WHAT YOU WILL DO: Scan the listing below and copy every line holding "以该工程建筑面积".

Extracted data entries
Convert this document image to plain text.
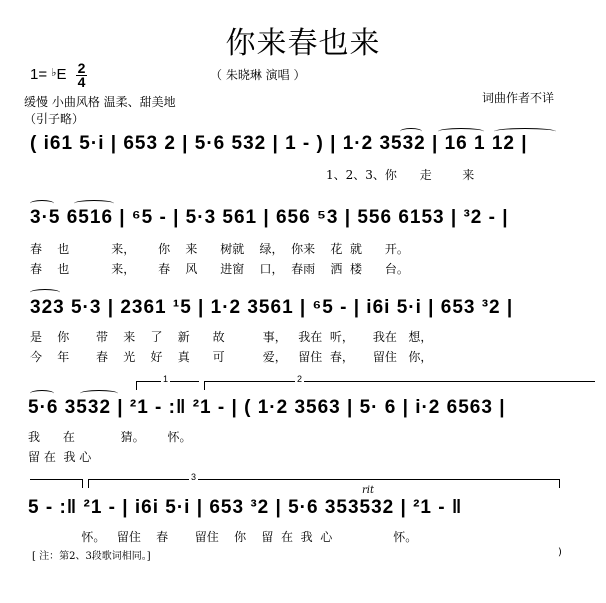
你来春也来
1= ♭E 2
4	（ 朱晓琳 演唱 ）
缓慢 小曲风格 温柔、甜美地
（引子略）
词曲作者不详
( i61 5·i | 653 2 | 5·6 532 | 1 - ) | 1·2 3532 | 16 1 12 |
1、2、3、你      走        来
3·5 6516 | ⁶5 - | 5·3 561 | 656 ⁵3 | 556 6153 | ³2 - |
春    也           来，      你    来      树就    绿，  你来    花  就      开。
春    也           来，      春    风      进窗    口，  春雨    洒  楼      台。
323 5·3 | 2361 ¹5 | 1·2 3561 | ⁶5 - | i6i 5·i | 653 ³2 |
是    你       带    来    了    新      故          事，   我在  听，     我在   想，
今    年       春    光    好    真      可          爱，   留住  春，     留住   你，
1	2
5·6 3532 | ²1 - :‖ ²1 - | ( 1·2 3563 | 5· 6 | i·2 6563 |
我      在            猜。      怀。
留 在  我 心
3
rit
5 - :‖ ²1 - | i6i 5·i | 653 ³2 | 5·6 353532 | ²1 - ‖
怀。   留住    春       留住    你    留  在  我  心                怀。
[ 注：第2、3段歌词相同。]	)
---
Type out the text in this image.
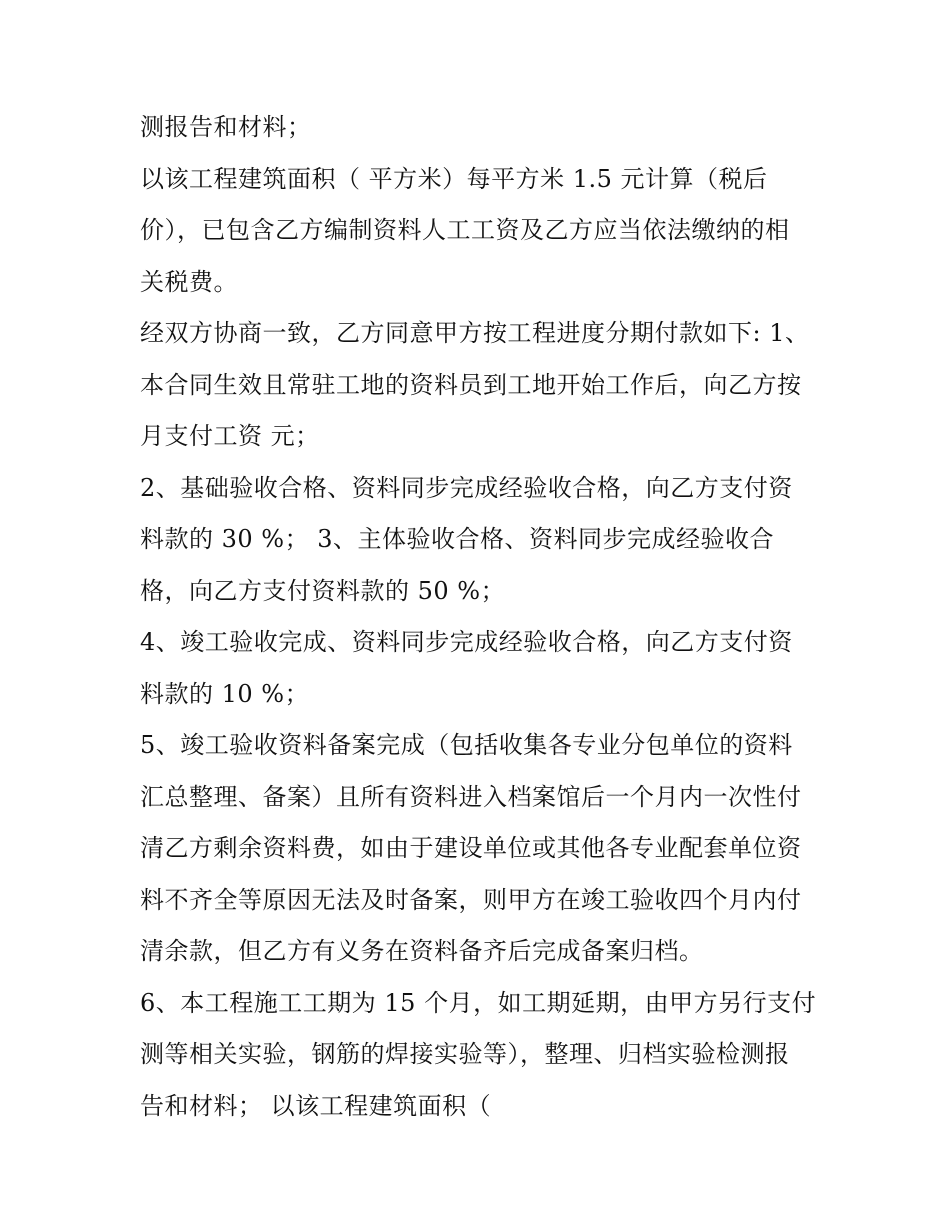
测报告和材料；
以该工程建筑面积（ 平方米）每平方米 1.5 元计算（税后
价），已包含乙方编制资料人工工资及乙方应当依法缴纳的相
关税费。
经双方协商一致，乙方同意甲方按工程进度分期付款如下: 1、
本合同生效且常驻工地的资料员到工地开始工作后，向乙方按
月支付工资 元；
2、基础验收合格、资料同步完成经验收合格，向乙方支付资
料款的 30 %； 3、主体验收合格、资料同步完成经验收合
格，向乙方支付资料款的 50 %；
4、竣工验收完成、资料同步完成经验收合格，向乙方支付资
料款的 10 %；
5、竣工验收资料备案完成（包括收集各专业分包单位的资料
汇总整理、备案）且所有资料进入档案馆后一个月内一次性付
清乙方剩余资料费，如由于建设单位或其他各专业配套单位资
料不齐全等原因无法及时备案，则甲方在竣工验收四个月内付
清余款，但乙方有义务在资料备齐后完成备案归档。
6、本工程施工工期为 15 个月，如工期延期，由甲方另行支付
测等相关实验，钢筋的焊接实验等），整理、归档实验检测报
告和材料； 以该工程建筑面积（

TASK RESULT:
以该工程建筑面积（ 平方米）每平方米 1.5 元计算（税后
告和材料； 以该工程建筑面积（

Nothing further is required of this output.